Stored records

▬▬▬

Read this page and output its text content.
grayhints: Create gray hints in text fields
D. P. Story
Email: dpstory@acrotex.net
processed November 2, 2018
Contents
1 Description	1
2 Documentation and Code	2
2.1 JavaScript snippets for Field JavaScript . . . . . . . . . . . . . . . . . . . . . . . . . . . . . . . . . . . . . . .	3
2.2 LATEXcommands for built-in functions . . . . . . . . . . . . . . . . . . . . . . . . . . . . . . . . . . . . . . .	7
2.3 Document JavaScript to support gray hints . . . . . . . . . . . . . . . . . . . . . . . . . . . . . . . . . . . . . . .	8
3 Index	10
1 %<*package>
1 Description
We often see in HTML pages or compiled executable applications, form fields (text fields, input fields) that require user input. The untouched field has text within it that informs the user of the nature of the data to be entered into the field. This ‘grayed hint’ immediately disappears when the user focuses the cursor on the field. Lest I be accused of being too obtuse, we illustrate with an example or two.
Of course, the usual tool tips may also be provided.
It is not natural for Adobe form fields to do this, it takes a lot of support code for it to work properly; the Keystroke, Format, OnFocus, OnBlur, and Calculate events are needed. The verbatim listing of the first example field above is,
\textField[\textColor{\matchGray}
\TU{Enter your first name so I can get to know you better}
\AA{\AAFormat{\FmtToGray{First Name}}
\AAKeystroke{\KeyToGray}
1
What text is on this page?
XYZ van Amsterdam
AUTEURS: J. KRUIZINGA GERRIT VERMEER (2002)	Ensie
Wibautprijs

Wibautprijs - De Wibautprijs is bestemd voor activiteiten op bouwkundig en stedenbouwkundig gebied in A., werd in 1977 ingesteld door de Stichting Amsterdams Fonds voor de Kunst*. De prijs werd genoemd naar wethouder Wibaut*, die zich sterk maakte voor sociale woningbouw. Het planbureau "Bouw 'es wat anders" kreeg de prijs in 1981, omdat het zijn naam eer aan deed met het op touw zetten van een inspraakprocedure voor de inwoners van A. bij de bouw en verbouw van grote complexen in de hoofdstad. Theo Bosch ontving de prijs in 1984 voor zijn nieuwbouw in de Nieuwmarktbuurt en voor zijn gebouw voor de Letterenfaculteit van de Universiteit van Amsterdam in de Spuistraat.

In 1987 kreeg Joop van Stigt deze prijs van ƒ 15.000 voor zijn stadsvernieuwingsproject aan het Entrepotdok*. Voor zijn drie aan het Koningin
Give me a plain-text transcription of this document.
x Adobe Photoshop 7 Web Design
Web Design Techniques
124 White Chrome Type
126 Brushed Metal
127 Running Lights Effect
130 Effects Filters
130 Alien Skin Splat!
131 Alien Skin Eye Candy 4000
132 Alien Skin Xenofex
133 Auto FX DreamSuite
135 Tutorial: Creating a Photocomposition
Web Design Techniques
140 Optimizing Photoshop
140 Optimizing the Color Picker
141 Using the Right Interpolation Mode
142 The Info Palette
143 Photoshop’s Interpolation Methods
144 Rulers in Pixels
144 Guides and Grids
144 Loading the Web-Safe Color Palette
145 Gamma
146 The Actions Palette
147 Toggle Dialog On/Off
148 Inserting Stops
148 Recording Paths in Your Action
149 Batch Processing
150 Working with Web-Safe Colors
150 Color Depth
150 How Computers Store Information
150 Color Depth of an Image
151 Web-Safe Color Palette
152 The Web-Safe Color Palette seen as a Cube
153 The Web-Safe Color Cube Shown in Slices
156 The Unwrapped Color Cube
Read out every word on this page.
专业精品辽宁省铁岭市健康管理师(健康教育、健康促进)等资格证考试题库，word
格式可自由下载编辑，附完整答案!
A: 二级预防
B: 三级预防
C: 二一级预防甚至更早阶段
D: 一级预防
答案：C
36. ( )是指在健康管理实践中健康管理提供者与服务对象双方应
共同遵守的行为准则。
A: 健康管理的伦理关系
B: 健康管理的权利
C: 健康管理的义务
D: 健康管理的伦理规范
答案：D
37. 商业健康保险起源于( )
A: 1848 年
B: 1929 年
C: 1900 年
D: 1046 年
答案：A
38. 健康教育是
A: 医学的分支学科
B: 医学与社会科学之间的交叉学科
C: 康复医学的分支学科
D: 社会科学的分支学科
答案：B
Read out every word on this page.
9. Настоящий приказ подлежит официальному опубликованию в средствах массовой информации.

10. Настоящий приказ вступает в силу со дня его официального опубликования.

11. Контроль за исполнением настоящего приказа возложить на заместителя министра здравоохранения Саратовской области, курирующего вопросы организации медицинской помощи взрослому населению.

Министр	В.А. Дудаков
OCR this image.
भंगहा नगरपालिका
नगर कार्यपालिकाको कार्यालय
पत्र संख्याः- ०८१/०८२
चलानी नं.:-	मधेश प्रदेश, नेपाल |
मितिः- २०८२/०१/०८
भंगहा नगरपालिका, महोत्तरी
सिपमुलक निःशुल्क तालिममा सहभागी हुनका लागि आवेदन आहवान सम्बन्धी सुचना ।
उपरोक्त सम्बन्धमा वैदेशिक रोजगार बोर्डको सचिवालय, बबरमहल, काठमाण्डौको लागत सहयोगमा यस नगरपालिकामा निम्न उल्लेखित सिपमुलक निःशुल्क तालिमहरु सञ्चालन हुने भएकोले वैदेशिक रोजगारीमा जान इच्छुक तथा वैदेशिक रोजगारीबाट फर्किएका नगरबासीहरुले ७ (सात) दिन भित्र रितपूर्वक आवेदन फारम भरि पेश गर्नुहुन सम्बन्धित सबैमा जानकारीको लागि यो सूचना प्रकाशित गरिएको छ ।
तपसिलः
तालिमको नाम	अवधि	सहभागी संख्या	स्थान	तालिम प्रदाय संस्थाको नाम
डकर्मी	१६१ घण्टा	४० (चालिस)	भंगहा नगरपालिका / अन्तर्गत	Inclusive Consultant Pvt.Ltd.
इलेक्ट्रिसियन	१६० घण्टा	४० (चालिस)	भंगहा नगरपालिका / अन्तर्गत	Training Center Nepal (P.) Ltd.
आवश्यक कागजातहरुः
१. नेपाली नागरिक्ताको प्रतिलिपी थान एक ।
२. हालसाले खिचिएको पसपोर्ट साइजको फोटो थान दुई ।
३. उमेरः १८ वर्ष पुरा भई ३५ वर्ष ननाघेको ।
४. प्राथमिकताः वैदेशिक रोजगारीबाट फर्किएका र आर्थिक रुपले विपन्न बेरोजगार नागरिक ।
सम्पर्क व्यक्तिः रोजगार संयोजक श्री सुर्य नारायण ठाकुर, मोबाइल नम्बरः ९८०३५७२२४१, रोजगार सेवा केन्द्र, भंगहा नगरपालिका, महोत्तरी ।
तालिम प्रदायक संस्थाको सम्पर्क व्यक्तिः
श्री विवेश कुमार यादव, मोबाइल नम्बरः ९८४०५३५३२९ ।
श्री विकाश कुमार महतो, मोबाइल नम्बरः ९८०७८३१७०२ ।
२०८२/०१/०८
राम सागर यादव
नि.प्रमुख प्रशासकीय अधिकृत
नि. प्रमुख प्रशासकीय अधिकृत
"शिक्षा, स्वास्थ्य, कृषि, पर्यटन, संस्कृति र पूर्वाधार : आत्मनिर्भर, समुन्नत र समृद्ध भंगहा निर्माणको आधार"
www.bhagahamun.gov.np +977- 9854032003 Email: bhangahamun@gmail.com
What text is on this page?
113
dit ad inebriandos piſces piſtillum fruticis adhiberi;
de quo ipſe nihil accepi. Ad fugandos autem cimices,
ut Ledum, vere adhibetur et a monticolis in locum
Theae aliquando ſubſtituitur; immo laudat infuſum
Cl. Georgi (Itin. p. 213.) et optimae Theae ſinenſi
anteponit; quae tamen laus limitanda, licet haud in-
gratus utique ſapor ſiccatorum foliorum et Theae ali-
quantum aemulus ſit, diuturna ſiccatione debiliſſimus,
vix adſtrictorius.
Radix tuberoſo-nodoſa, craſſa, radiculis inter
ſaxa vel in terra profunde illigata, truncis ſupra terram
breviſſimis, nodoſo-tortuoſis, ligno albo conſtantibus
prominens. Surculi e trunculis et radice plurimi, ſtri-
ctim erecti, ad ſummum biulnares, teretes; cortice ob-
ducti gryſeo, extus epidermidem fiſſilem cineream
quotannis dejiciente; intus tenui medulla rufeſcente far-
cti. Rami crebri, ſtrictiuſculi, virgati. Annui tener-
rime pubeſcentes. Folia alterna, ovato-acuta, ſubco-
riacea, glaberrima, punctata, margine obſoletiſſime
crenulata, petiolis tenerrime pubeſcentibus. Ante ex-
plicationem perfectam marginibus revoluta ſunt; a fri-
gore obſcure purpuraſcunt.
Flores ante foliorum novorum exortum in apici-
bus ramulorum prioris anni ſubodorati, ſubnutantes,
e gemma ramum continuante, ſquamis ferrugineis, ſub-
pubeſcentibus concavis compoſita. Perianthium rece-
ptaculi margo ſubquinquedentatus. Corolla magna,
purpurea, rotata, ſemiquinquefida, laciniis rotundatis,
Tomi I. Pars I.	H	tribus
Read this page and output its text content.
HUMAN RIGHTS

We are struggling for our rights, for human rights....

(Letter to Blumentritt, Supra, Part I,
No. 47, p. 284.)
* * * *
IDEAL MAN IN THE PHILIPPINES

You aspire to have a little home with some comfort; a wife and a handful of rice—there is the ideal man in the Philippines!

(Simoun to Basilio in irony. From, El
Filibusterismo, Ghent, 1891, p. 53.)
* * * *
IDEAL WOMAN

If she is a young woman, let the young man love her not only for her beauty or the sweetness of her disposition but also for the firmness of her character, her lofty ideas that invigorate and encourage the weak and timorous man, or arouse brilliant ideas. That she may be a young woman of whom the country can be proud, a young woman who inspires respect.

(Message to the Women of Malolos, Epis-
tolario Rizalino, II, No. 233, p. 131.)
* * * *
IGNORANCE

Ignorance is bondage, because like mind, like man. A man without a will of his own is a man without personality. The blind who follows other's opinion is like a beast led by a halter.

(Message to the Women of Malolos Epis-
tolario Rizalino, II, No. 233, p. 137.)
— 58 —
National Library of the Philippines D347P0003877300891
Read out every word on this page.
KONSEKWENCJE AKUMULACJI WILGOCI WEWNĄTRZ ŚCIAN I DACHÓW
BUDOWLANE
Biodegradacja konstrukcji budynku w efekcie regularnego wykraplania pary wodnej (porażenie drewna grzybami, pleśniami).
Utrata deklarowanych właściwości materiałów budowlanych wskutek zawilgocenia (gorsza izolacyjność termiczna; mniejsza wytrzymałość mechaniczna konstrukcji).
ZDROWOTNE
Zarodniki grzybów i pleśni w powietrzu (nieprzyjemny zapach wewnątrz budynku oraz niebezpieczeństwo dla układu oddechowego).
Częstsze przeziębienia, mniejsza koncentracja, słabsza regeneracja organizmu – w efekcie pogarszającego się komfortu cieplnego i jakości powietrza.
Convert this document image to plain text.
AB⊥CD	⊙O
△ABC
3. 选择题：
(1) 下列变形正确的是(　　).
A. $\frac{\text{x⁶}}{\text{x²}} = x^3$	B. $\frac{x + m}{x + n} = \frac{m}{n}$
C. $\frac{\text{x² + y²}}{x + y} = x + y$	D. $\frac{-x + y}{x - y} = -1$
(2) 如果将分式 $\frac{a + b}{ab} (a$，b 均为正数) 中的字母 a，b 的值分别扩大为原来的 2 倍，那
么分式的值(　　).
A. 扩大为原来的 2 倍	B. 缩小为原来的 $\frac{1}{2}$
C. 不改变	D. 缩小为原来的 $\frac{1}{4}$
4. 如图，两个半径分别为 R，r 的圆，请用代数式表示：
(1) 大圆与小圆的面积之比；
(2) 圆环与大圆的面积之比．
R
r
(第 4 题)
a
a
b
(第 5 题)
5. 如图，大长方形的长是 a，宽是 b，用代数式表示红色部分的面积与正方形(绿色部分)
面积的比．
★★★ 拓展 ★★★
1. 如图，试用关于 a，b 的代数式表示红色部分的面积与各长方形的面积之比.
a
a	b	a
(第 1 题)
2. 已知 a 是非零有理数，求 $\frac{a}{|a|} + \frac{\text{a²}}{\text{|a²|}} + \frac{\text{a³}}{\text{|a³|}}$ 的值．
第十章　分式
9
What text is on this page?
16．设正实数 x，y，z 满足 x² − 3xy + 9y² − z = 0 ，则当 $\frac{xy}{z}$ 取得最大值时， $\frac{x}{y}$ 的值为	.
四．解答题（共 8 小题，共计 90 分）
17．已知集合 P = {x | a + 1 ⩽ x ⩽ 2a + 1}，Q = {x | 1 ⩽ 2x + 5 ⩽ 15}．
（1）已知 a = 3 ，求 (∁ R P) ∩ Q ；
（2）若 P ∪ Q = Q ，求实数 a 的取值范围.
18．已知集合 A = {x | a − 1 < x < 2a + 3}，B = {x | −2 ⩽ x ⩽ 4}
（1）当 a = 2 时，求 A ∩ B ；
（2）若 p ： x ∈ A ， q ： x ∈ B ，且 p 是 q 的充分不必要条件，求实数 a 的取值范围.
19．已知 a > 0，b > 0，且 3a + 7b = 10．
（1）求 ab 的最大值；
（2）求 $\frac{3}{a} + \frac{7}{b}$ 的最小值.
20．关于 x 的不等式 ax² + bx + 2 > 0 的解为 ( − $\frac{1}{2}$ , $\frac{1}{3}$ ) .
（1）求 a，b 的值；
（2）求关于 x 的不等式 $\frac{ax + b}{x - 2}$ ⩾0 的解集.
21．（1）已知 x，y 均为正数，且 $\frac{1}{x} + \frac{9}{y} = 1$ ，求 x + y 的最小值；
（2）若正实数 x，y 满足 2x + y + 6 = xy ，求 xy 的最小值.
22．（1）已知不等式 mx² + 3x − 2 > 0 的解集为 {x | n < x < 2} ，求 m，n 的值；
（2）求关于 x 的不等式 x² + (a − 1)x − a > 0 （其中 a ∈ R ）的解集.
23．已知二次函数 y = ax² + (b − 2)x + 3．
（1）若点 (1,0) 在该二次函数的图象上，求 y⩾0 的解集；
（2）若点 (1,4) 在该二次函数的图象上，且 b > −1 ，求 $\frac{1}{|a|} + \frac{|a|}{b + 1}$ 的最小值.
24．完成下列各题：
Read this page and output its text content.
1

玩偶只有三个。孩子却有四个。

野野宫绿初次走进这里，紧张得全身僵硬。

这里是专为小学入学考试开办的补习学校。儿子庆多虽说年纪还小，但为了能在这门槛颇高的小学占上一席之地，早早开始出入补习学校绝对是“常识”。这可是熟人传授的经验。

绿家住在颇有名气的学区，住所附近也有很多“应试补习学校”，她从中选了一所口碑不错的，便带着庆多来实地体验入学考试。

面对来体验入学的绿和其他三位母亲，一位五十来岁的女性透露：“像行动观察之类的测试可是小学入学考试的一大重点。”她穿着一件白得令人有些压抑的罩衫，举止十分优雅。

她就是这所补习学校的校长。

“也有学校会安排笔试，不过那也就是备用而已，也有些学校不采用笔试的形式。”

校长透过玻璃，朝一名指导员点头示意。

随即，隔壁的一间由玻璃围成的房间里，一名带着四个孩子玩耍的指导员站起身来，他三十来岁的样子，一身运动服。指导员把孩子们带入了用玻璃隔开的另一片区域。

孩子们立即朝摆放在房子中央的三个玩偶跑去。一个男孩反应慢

▬▬▬

◆ Work to complete: Look through the material above and pick out each line holding the word "Malolos".

◆ Expected answer:
(Message to the Women of Malolos, Epis-
(Message to the Women of Malolos Epis-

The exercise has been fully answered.